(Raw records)
>> Start

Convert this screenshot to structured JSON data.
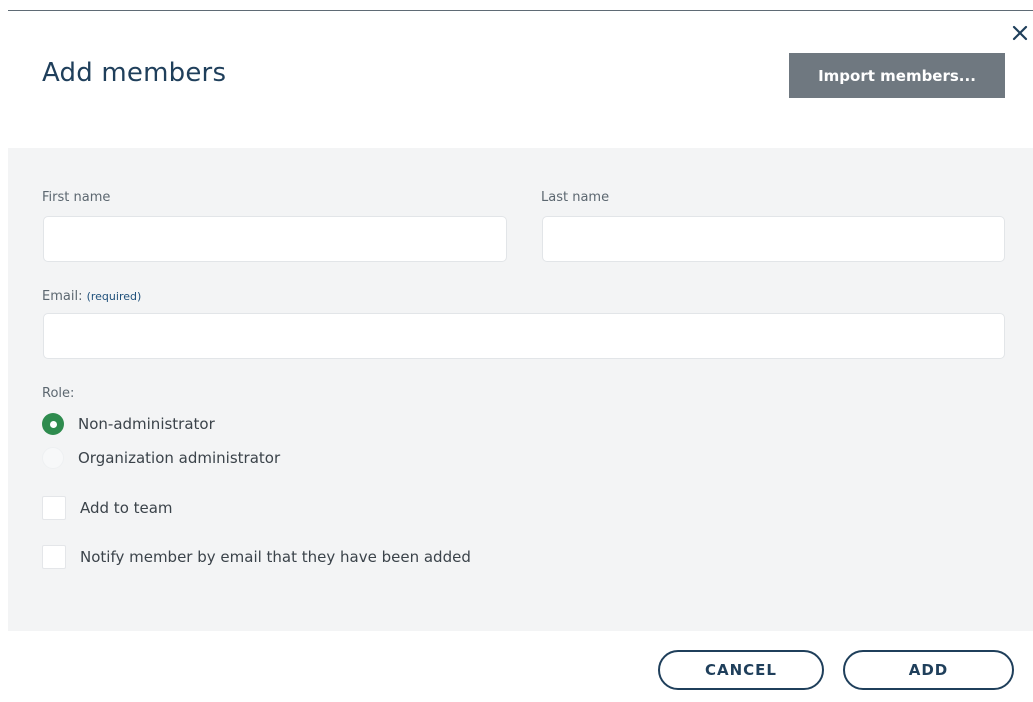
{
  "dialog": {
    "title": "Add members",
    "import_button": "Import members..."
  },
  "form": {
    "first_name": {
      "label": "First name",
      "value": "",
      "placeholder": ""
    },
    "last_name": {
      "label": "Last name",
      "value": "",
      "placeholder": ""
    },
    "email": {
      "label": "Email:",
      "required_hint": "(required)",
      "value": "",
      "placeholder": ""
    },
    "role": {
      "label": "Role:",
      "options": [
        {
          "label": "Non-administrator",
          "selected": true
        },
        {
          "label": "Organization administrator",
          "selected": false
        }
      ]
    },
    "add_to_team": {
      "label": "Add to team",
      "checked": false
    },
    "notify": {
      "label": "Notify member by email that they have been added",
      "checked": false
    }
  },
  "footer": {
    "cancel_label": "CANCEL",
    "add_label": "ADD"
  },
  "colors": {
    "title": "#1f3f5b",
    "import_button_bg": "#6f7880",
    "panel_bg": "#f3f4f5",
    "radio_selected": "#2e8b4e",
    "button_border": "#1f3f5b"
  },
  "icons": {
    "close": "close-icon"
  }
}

>> End
>> Start

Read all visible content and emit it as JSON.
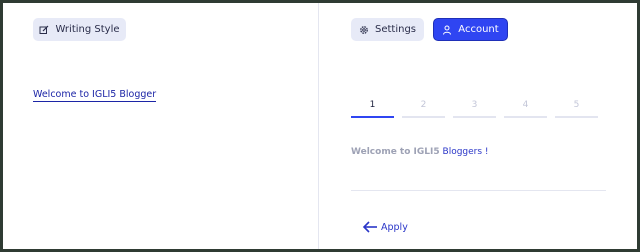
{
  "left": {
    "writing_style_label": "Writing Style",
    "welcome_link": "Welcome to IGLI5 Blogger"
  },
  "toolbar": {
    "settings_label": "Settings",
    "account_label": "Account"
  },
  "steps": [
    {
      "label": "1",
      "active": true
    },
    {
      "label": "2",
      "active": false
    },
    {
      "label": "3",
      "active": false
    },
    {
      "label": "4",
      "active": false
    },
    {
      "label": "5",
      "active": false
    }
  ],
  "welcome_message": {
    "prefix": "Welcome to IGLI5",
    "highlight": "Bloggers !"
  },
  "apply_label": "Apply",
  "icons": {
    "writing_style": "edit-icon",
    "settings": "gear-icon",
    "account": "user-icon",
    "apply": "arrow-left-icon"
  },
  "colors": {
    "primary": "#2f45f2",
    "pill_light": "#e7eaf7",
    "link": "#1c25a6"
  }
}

>> End

Aim of the task — A number is the only answer here: how many lines of the material above contain "administrator"?

Task solution — 2